* **Dataset records**:
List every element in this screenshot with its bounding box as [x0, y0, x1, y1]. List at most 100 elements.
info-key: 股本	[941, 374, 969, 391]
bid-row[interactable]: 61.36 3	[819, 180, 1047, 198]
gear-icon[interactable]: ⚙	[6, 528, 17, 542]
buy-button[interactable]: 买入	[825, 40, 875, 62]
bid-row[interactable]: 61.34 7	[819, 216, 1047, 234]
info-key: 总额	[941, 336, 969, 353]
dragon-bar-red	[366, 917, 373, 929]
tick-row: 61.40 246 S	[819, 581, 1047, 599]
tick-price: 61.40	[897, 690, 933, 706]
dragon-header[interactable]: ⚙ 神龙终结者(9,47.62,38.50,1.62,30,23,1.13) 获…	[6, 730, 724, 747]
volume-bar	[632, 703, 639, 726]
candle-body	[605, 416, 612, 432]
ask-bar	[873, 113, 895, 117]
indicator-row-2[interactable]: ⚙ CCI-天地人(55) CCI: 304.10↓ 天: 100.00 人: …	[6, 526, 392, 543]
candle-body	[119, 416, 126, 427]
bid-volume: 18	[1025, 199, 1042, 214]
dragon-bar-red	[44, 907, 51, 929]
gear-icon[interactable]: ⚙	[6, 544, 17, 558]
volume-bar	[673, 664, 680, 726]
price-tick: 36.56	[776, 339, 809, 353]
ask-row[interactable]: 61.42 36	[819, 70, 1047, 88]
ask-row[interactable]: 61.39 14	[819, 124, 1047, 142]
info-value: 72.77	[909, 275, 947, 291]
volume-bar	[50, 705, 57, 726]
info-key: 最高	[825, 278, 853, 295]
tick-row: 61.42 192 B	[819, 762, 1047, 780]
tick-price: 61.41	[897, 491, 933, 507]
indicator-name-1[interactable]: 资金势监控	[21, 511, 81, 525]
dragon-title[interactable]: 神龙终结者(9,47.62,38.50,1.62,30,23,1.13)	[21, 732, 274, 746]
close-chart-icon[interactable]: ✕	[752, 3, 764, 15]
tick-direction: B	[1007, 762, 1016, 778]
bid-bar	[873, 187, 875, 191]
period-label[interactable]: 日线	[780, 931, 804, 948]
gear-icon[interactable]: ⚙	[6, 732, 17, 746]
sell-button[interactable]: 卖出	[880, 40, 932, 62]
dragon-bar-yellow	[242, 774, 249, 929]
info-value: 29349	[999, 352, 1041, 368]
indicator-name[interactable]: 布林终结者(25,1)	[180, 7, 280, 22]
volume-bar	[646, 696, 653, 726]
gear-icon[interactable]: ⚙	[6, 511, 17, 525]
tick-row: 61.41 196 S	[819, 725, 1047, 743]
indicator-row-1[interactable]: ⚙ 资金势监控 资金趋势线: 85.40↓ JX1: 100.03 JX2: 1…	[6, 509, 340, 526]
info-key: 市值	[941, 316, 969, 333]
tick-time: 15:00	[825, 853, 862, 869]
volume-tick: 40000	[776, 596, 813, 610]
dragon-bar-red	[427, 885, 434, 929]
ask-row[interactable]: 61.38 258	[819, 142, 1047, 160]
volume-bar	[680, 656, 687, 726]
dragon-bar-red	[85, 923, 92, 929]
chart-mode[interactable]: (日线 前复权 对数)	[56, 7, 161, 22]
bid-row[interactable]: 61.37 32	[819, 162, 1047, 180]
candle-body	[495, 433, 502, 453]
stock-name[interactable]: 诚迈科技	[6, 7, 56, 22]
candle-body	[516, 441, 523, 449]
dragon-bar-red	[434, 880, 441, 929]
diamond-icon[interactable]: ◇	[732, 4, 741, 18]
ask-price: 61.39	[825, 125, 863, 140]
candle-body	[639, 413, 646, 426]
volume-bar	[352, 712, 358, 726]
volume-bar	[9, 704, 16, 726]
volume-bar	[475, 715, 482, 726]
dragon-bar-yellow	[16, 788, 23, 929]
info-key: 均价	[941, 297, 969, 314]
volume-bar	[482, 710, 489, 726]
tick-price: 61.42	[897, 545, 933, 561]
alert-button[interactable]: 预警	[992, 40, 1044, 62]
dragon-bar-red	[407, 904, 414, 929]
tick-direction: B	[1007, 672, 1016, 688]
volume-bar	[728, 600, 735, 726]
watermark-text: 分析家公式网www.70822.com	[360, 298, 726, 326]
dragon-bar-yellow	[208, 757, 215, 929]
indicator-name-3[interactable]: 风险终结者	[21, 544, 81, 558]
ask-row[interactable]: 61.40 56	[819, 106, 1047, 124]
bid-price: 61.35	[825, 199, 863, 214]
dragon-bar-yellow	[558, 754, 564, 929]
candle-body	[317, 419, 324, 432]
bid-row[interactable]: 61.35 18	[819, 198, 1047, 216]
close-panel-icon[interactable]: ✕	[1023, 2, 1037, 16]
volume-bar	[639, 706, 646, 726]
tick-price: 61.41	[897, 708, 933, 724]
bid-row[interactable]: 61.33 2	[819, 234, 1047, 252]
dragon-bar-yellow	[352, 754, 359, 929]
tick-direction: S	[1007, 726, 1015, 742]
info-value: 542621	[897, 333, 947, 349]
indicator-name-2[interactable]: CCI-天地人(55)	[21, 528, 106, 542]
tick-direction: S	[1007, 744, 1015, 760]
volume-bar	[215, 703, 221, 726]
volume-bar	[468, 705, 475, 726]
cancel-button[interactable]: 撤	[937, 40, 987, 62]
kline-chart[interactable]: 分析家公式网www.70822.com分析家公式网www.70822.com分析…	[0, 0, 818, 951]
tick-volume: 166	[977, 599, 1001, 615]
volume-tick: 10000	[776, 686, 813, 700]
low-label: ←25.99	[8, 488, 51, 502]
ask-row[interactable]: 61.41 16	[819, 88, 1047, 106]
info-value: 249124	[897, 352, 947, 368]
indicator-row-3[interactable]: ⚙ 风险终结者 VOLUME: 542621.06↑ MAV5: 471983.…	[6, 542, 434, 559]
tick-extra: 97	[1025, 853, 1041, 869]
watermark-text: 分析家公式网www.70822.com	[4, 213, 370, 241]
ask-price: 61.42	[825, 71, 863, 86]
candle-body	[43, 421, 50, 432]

* **What is required**:
Reproduce the material above verbatim, line for line.

* **Correct response**:
List every element in this screenshot with its bounding box as [x0, y0, x1, y1]. List at most 100 elements.
info-key: 股本	[941, 374, 969, 391]
bid-row[interactable]: 61.36 3	[819, 180, 1047, 198]
gear-icon[interactable]: ⚙	[6, 528, 17, 542]
buy-button[interactable]: 买入	[825, 40, 875, 62]
bid-row[interactable]: 61.34 7	[819, 216, 1047, 234]
info-key: 总额	[941, 336, 969, 353]
dragon-bar-red	[366, 917, 373, 929]
tick-row: 61.40 246 S	[819, 581, 1047, 599]
tick-price: 61.40	[897, 690, 933, 706]
dragon-header[interactable]: ⚙ 神龙终结者(9,47.62,38.50,1.62,30,23,1.13) 获…	[6, 730, 724, 747]
volume-bar	[632, 703, 639, 726]
candle-body	[605, 416, 612, 432]
ask-bar	[873, 113, 895, 117]
indicator-row-2[interactable]: ⚙ CCI-天地人(55) CCI: 304.10↓ 天: 100.00 人: …	[6, 526, 392, 543]
candle-body	[119, 416, 126, 427]
bid-volume: 18	[1025, 199, 1042, 214]
dragon-bar-red	[44, 907, 51, 929]
gear-icon[interactable]: ⚙	[6, 544, 17, 558]
volume-bar	[673, 664, 680, 726]
price-tick: 36.56	[776, 339, 809, 353]
ask-row[interactable]: 61.42 36	[819, 70, 1047, 88]
ask-row[interactable]: 61.39 14	[819, 124, 1047, 142]
info-value: 72.77	[909, 275, 947, 291]
volume-bar	[50, 705, 57, 726]
info-key: 最高	[825, 278, 853, 295]
tick-row: 61.42 192 B	[819, 762, 1047, 780]
tick-price: 61.41	[897, 491, 933, 507]
indicator-name-1[interactable]: 资金势监控	[21, 511, 81, 525]
dragon-title[interactable]: 神龙终结者(9,47.62,38.50,1.62,30,23,1.13)	[21, 732, 274, 746]
close-chart-icon[interactable]: ✕	[752, 3, 764, 15]
tick-direction: B	[1007, 762, 1016, 778]
bid-bar	[873, 187, 875, 191]
period-label[interactable]: 日线	[780, 931, 804, 948]
gear-icon[interactable]: ⚙	[6, 732, 17, 746]
sell-button[interactable]: 卖出	[880, 40, 932, 62]
dragon-bar-yellow	[242, 774, 249, 929]
info-value: 29349	[999, 352, 1041, 368]
indicator-name[interactable]: 布林终结者(25,1)	[180, 7, 280, 22]
volume-bar	[646, 696, 653, 726]
gear-icon[interactable]: ⚙	[6, 511, 17, 525]
tick-row: 61.41 196 S	[819, 725, 1047, 743]
indicator-row-1[interactable]: ⚙ 资金势监控 资金趋势线: 85.40↓ JX1: 100.03 JX2: 1…	[6, 509, 340, 526]
info-key: 市值	[941, 316, 969, 333]
tick-time: 15:00	[825, 853, 862, 869]
volume-tick: 40000	[776, 596, 813, 610]
dragon-bar-red	[427, 885, 434, 929]
ask-row[interactable]: 61.38 258	[819, 142, 1047, 160]
volume-bar	[680, 656, 687, 726]
dragon-bar-red	[85, 923, 92, 929]
chart-mode[interactable]: (日线 前复权 对数)	[56, 7, 161, 22]
bid-row[interactable]: 61.37 32	[819, 162, 1047, 180]
candle-body	[495, 433, 502, 453]
stock-name[interactable]: 诚迈科技	[6, 7, 56, 22]
candle-body	[516, 441, 523, 449]
dragon-bar-red	[434, 880, 441, 929]
diamond-icon[interactable]: ◇	[732, 4, 741, 18]
ask-price: 61.39	[825, 125, 863, 140]
candle-body	[639, 413, 646, 426]
volume-bar	[352, 712, 358, 726]
volume-bar	[9, 704, 16, 726]
volume-bar	[475, 715, 482, 726]
dragon-bar-yellow	[16, 788, 23, 929]
info-key: 均价	[941, 297, 969, 314]
volume-bar	[482, 710, 489, 726]
tick-price: 61.42	[897, 545, 933, 561]
alert-button[interactable]: 预警	[992, 40, 1044, 62]
dragon-bar-red	[407, 904, 414, 929]
tick-direction: B	[1007, 672, 1016, 688]
volume-bar	[728, 600, 735, 726]
watermark-text: 分析家公式网www.70822.com	[360, 298, 726, 326]
dragon-bar-yellow	[208, 757, 215, 929]
indicator-name-3[interactable]: 风险终结者	[21, 544, 81, 558]
ask-row[interactable]: 61.40 56	[819, 106, 1047, 124]
bid-price: 61.35	[825, 199, 863, 214]
dragon-bar-yellow	[558, 754, 564, 929]
candle-body	[317, 419, 324, 432]
bid-row[interactable]: 61.35 18	[819, 198, 1047, 216]
close-panel-icon[interactable]: ✕	[1023, 2, 1037, 16]
volume-bar	[639, 706, 646, 726]
tick-price: 61.41	[897, 708, 933, 724]
bid-row[interactable]: 61.33 2	[819, 234, 1047, 252]
dragon-bar-yellow	[352, 754, 359, 929]
tick-direction: S	[1007, 726, 1015, 742]
info-value: 542621	[897, 333, 947, 349]
indicator-name-2[interactable]: CCI-天地人(55)	[21, 528, 106, 542]
tick-direction: S	[1007, 744, 1015, 760]
volume-bar	[215, 703, 221, 726]
volume-bar	[468, 705, 475, 726]
cancel-button[interactable]: 撤	[937, 40, 987, 62]
kline-chart[interactable]: 分析家公式网www.70822.com分析家公式网www.70822.com分析…	[0, 0, 818, 951]
tick-volume: 166	[977, 599, 1001, 615]
volume-tick: 10000	[776, 686, 813, 700]
low-label: ←25.99	[8, 488, 51, 502]
ask-row[interactable]: 61.41 16	[819, 88, 1047, 106]
info-value: 249124	[897, 352, 947, 368]
indicator-row-3[interactable]: ⚙ 风险终结者 VOLUME: 542621.06↑ MAV5: 471983.…	[6, 542, 434, 559]
tick-extra: 97	[1025, 853, 1041, 869]
watermark-text: 分析家公式网www.70822.com	[4, 213, 370, 241]
ask-price: 61.42	[825, 71, 863, 86]
candle-body	[43, 421, 50, 432]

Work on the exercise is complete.